-- Start of Task input --
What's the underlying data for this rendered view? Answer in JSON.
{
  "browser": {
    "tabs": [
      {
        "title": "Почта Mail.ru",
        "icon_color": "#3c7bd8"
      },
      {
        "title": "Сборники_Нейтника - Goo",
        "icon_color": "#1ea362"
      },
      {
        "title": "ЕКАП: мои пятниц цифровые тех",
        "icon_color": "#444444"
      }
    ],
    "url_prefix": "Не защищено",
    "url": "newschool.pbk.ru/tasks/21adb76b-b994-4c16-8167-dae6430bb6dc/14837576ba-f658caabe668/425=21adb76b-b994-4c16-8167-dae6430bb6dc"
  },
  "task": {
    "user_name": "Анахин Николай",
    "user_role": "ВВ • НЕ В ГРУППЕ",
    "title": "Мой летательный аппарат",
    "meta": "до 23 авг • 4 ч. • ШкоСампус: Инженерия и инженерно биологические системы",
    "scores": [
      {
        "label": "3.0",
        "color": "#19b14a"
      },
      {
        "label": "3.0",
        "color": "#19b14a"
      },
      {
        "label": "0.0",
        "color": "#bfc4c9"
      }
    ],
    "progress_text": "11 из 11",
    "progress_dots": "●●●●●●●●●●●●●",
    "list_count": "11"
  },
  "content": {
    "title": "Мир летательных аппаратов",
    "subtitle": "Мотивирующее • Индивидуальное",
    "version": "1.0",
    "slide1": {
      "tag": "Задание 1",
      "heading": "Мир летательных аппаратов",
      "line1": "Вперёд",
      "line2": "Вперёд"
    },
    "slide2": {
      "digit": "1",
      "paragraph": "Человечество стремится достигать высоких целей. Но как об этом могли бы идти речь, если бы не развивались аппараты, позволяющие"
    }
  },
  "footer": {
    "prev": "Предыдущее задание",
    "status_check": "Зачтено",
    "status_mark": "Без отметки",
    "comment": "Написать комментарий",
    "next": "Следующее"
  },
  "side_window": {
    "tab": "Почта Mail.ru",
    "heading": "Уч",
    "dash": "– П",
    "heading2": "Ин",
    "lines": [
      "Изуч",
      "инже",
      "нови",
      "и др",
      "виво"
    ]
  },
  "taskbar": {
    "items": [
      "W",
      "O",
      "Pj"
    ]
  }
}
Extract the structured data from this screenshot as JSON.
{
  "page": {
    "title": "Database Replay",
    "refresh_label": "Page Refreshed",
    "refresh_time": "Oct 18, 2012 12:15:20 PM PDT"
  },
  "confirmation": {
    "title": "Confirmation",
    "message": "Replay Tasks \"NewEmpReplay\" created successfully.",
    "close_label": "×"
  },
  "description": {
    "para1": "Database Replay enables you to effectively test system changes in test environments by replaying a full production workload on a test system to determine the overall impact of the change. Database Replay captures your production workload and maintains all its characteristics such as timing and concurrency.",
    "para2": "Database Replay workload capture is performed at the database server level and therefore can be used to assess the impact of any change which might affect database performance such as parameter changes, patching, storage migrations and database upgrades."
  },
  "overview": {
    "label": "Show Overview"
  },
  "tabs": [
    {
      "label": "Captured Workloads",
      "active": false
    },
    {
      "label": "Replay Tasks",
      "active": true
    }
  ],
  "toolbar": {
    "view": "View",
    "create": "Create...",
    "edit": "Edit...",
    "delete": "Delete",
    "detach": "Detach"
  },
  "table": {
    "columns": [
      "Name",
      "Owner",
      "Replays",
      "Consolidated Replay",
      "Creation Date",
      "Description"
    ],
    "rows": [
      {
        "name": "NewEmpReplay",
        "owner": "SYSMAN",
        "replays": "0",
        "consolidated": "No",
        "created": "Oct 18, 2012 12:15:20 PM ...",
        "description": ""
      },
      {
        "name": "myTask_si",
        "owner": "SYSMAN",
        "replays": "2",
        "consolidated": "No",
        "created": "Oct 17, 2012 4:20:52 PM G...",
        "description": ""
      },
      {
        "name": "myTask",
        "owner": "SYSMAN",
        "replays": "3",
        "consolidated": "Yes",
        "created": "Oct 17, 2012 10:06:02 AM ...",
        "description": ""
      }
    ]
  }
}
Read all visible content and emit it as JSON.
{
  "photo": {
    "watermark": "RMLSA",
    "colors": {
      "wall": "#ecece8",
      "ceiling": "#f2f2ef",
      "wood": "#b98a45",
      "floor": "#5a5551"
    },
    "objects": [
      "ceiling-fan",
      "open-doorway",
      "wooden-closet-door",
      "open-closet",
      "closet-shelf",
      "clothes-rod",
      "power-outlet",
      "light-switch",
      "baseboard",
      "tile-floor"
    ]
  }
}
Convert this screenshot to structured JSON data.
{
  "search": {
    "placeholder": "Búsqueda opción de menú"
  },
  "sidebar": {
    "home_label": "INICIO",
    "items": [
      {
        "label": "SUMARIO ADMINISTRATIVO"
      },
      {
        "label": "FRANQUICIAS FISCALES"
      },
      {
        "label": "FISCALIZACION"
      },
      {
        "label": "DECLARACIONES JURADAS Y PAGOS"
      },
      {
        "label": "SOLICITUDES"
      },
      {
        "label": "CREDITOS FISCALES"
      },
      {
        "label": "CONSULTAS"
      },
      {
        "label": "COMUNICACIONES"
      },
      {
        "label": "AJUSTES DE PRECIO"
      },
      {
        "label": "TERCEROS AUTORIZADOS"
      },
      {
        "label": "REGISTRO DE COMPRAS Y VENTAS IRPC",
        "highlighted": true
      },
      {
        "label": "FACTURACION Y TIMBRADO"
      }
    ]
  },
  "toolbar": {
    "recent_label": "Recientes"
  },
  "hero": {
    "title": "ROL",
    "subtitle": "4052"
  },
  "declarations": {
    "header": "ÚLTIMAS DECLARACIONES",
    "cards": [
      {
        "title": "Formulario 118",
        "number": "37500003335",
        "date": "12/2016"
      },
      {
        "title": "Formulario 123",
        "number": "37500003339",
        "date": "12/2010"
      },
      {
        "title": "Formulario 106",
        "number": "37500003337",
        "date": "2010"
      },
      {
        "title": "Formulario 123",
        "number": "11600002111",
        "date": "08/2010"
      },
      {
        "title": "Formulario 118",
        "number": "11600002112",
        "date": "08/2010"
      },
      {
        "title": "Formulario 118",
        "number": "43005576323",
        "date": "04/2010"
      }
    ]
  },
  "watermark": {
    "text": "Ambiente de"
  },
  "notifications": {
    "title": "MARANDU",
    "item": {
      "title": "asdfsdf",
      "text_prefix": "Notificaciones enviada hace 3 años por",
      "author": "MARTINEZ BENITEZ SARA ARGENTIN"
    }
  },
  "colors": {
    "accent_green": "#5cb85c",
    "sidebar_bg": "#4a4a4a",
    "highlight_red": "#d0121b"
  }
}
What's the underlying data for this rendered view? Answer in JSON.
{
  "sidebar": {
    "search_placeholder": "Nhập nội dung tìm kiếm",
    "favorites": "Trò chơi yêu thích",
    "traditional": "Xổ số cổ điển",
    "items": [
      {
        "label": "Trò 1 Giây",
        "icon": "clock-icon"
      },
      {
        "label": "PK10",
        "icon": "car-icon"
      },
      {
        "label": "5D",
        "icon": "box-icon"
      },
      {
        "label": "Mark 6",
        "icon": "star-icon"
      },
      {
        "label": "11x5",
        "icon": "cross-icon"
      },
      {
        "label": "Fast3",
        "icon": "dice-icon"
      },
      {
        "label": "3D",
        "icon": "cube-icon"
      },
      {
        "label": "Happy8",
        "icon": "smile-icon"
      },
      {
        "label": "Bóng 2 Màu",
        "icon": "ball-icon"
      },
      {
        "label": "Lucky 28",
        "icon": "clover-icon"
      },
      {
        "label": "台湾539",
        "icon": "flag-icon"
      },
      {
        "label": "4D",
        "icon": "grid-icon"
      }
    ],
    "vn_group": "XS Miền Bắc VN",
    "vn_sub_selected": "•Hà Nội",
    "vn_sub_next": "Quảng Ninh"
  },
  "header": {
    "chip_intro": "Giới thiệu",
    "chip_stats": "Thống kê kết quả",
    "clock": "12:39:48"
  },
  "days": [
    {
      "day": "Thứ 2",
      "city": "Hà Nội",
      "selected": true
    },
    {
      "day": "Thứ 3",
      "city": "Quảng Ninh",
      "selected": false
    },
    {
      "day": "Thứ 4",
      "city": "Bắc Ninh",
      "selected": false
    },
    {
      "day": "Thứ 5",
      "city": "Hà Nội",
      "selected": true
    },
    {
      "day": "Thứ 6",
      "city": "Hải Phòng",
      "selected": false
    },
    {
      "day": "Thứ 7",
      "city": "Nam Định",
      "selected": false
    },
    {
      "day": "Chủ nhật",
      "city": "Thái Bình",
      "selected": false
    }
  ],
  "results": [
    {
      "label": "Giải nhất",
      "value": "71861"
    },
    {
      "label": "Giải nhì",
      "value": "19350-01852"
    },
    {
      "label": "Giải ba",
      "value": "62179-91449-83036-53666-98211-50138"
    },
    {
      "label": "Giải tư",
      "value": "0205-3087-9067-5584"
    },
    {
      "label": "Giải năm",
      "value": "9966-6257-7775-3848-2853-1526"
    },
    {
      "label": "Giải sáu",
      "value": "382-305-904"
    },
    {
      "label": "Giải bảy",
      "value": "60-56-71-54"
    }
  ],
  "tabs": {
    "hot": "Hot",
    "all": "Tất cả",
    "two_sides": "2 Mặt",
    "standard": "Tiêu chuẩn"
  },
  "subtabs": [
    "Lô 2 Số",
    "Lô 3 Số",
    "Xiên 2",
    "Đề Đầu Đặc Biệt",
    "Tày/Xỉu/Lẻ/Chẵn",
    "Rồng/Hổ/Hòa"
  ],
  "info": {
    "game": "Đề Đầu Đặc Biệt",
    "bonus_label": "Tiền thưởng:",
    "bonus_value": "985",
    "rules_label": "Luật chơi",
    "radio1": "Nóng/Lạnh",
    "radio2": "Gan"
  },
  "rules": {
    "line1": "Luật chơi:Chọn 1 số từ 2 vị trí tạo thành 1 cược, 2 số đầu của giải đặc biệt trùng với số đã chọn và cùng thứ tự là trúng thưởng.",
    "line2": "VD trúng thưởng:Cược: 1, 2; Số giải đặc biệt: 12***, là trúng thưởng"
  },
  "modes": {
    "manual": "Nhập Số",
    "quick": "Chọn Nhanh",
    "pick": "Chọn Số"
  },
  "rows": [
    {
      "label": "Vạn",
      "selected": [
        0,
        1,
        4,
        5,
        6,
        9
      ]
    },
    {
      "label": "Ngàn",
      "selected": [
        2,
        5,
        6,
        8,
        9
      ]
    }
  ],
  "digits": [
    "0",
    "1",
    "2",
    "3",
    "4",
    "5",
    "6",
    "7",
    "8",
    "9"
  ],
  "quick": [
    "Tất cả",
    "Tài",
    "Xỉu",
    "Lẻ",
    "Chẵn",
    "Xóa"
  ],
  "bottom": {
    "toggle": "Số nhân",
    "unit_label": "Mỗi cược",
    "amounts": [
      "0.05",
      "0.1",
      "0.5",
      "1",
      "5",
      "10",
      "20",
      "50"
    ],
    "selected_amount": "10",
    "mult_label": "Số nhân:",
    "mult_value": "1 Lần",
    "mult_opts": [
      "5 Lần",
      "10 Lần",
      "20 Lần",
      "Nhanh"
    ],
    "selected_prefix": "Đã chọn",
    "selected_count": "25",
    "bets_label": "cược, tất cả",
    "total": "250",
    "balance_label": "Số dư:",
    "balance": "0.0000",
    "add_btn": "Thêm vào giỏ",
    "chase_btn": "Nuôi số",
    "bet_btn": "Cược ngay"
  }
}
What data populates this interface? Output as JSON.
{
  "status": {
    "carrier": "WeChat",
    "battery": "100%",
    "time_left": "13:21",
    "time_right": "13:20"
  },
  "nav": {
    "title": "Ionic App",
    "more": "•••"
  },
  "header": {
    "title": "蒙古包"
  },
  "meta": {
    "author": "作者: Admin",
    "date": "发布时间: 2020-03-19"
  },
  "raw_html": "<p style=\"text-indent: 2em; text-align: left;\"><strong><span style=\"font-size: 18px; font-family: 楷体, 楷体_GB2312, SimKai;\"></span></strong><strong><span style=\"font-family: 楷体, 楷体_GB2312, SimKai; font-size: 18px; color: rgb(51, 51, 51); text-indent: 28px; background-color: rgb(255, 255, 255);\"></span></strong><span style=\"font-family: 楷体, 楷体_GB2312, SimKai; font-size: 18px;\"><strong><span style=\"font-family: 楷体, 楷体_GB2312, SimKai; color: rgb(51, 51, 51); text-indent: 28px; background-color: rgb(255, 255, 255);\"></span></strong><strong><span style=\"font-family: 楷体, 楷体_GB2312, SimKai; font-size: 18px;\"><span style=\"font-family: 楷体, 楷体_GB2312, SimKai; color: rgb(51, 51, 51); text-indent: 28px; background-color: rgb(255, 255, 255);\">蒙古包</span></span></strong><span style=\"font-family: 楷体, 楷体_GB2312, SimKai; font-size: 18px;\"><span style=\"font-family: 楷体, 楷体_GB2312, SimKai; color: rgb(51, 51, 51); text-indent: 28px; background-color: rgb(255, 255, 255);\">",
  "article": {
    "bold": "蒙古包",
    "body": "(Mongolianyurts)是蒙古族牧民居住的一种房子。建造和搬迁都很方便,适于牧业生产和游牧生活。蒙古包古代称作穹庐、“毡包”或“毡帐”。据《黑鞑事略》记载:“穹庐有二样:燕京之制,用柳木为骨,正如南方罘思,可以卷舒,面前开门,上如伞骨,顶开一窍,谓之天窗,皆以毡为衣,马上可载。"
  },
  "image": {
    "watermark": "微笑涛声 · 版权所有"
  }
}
-- End of Task input --
Exercise aim
Return every line from the one holding "What data populates" through the end of the data, exactly as it appears, with both ends kept and nothing else.

Result for this task
What data populates this interface? Output as JSON.
{
  "status": {
    "carrier": "WeChat",
    "battery": "100%",
    "time_left": "13:21",
    "time_right": "13:20"
  },
  "nav": {
    "title": "Ionic App",
    "more": "•••"
  },
  "header": {
    "title": "蒙古包"
  },
  "meta": {
    "author": "作者: Admin",
    "date": "发布时间: 2020-03-19"
  },
  "raw_html": "<p style=\"text-indent: 2em; text-align: left;\"><strong><span style=\"font-size: 18px; font-family: 楷体, 楷体_GB2312, SimKai;\"></span></strong><strong><span style=\"font-family: 楷体, 楷体_GB2312, SimKai; font-size: 18px; color: rgb(51, 51, 51); text-indent: 28px; background-color: rgb(255, 255, 255);\"></span></strong><span style=\"font-family: 楷体, 楷体_GB2312, SimKai; font-size: 18px;\"><strong><span style=\"font-family: 楷体, 楷体_GB2312, SimKai; color: rgb(51, 51, 51); text-indent: 28px; background-color: rgb(255, 255, 255);\"></span></strong><strong><span style=\"font-family: 楷体, 楷体_GB2312, SimKai; font-size: 18px;\"><span style=\"font-family: 楷体, 楷体_GB2312, SimKai; color: rgb(51, 51, 51); text-indent: 28px; background-color: rgb(255, 255, 255);\">蒙古包</span></span></strong><span style=\"font-family: 楷体, 楷体_GB2312, SimKai; font-size: 18px;\"><span style=\"font-family: 楷体, 楷体_GB2312, SimKai; color: rgb(51, 51, 51); text-indent: 28px; background-color: rgb(255, 255, 255);\">",
  "article": {
    "bold": "蒙古包",
    "body": "(Mongolianyurts)是蒙古族牧民居住的一种房子。建造和搬迁都很方便,适于牧业生产和游牧生活。蒙古包古代称作穹庐、“毡包”或“毡帐”。据《黑鞑事略》记载:“穹庐有二样:燕京之制,用柳木为骨,正如南方罘思,可以卷舒,面前开门,上如伞骨,顶开一窍,谓之天窗,皆以毡为衣,马上可载。"
  },
  "image": {
    "watermark": "微笑涛声 · 版权所有"
  }
}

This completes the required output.